## Start RECORD EXCERPTS
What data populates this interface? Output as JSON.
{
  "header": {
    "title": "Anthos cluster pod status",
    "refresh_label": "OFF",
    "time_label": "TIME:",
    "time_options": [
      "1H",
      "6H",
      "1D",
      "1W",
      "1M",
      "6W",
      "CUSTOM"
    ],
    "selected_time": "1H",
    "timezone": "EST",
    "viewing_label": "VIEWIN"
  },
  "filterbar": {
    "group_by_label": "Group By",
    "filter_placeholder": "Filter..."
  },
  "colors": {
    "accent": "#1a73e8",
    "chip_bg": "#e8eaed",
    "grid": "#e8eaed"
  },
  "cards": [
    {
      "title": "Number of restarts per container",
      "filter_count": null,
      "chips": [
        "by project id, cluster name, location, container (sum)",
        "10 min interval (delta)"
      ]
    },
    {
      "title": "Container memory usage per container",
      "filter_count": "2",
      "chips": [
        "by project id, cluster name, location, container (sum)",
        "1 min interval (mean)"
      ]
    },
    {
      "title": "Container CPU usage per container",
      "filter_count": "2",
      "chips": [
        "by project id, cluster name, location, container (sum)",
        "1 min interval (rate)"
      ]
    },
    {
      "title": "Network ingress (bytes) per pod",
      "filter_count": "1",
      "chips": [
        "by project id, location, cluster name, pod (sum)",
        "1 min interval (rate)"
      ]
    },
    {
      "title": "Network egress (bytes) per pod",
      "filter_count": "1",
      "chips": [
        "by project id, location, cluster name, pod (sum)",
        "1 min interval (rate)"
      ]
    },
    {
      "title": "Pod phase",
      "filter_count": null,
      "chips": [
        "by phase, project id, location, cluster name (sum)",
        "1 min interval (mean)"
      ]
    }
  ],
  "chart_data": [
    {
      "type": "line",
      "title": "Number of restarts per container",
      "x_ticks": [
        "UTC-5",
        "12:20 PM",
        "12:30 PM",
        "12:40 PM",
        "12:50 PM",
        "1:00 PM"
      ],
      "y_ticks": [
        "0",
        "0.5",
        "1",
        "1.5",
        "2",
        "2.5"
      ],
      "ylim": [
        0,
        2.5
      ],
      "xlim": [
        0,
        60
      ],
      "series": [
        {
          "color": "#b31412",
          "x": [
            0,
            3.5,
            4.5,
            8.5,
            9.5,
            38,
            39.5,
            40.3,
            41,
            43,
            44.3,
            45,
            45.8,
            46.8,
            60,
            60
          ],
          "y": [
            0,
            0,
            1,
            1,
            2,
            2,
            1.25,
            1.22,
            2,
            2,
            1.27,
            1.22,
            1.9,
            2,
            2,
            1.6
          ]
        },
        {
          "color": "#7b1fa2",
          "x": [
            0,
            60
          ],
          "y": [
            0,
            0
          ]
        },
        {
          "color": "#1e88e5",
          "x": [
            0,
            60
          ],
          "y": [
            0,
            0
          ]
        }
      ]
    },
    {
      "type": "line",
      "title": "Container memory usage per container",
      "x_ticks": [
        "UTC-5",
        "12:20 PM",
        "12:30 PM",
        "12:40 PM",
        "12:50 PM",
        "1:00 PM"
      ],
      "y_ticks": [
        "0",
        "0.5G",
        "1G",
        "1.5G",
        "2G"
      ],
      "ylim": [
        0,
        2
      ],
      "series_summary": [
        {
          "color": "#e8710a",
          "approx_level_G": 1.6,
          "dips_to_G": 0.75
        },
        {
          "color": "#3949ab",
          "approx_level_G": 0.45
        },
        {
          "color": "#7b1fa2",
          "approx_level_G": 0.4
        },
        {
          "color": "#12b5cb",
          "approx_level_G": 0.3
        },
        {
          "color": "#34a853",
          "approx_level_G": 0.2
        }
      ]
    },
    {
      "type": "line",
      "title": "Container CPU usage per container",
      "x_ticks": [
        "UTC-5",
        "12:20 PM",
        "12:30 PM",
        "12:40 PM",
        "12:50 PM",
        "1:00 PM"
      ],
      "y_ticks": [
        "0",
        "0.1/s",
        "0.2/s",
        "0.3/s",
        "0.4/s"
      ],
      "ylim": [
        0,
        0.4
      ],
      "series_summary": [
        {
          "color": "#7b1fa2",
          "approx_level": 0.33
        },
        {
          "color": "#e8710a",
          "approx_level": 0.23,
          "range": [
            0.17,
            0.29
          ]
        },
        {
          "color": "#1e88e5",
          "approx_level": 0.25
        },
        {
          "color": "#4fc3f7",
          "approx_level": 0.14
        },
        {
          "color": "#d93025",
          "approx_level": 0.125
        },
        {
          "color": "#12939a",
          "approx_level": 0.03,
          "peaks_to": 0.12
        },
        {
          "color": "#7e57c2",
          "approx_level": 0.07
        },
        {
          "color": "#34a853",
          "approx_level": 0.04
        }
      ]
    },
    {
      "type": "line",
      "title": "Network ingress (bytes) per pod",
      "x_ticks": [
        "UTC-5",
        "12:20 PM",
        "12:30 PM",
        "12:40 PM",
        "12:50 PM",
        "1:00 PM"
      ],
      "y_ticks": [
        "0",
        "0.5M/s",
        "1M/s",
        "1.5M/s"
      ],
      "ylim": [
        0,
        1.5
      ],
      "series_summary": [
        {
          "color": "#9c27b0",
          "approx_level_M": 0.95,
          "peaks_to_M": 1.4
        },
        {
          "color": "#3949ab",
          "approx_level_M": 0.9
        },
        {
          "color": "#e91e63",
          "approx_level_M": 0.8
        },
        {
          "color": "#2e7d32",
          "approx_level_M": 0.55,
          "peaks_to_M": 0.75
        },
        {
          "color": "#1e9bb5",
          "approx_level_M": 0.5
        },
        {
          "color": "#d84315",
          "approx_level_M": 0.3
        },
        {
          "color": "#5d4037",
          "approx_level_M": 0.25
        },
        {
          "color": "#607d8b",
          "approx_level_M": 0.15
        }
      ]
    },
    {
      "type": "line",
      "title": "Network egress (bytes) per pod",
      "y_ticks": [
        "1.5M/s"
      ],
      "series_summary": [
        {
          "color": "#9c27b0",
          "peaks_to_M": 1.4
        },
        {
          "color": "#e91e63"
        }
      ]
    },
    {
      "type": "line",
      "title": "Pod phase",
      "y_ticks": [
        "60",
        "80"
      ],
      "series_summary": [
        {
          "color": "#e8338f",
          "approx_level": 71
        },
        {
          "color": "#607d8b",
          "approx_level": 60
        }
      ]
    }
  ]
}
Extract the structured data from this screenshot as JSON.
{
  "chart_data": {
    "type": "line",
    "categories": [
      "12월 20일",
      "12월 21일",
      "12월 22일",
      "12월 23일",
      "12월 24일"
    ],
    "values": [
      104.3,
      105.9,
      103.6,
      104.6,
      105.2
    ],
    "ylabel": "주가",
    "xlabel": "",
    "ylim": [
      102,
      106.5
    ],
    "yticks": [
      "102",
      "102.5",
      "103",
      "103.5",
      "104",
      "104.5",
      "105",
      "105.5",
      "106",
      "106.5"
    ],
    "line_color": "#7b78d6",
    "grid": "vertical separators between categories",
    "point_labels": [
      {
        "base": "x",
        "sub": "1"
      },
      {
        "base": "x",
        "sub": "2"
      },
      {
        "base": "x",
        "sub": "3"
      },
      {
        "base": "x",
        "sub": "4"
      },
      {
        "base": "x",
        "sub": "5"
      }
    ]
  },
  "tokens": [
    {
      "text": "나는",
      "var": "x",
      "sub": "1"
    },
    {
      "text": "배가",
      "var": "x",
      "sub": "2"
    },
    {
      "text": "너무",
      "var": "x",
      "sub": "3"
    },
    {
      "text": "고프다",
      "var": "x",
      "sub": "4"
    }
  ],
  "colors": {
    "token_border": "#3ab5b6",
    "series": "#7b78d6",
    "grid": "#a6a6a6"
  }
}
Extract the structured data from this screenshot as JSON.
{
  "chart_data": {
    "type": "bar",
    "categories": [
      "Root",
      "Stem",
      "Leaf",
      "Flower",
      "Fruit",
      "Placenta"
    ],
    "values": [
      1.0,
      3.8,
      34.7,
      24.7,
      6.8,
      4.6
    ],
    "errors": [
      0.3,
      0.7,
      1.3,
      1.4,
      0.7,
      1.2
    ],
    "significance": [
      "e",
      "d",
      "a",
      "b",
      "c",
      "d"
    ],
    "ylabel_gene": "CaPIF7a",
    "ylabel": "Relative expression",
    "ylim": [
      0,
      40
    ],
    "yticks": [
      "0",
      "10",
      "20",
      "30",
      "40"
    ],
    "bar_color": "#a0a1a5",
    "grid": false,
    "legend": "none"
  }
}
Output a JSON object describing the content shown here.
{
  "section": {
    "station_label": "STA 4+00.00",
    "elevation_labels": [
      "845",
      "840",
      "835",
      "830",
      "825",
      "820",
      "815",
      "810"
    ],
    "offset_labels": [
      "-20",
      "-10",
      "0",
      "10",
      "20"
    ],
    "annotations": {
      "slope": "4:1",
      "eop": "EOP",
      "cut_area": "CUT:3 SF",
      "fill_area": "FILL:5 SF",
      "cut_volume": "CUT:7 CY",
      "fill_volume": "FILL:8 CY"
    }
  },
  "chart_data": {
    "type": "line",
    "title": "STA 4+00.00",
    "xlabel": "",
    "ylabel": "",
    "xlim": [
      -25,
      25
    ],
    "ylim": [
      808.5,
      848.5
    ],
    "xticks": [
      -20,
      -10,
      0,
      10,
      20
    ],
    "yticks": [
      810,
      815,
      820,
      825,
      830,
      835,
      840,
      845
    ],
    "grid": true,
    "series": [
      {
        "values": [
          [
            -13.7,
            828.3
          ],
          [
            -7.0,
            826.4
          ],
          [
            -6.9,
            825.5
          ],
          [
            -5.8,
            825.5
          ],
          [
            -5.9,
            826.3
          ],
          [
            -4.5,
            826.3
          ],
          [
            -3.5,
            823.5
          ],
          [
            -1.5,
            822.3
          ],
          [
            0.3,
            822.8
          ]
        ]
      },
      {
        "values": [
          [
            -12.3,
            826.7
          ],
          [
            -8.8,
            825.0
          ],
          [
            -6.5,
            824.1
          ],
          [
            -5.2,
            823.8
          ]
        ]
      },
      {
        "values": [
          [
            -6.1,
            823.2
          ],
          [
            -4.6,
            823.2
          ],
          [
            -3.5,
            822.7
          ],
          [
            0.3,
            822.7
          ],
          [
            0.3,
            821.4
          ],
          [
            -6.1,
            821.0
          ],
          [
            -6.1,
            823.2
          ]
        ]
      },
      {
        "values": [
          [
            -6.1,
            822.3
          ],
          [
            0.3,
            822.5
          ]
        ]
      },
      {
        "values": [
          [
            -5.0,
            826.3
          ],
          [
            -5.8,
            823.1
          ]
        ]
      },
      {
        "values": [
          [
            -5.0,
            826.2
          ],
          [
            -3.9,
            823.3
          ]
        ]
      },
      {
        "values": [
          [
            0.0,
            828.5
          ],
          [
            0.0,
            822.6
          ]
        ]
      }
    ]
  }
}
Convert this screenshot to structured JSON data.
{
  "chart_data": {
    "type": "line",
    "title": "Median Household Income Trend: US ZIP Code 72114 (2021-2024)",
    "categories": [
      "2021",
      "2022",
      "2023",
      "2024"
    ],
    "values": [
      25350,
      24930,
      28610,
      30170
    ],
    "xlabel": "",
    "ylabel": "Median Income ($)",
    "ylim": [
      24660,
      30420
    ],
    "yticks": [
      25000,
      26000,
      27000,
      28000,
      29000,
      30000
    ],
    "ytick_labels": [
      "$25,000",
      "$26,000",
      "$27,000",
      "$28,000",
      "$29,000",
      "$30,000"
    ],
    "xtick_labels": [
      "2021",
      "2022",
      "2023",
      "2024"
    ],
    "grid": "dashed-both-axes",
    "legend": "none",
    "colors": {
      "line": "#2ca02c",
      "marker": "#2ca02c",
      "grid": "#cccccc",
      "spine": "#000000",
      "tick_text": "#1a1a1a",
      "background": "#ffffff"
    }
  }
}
## End RECORD EXCERPTS
- WORK TO BE COMPLETED
Report only the number of lines that hold the word "this".

- RESPONSE
4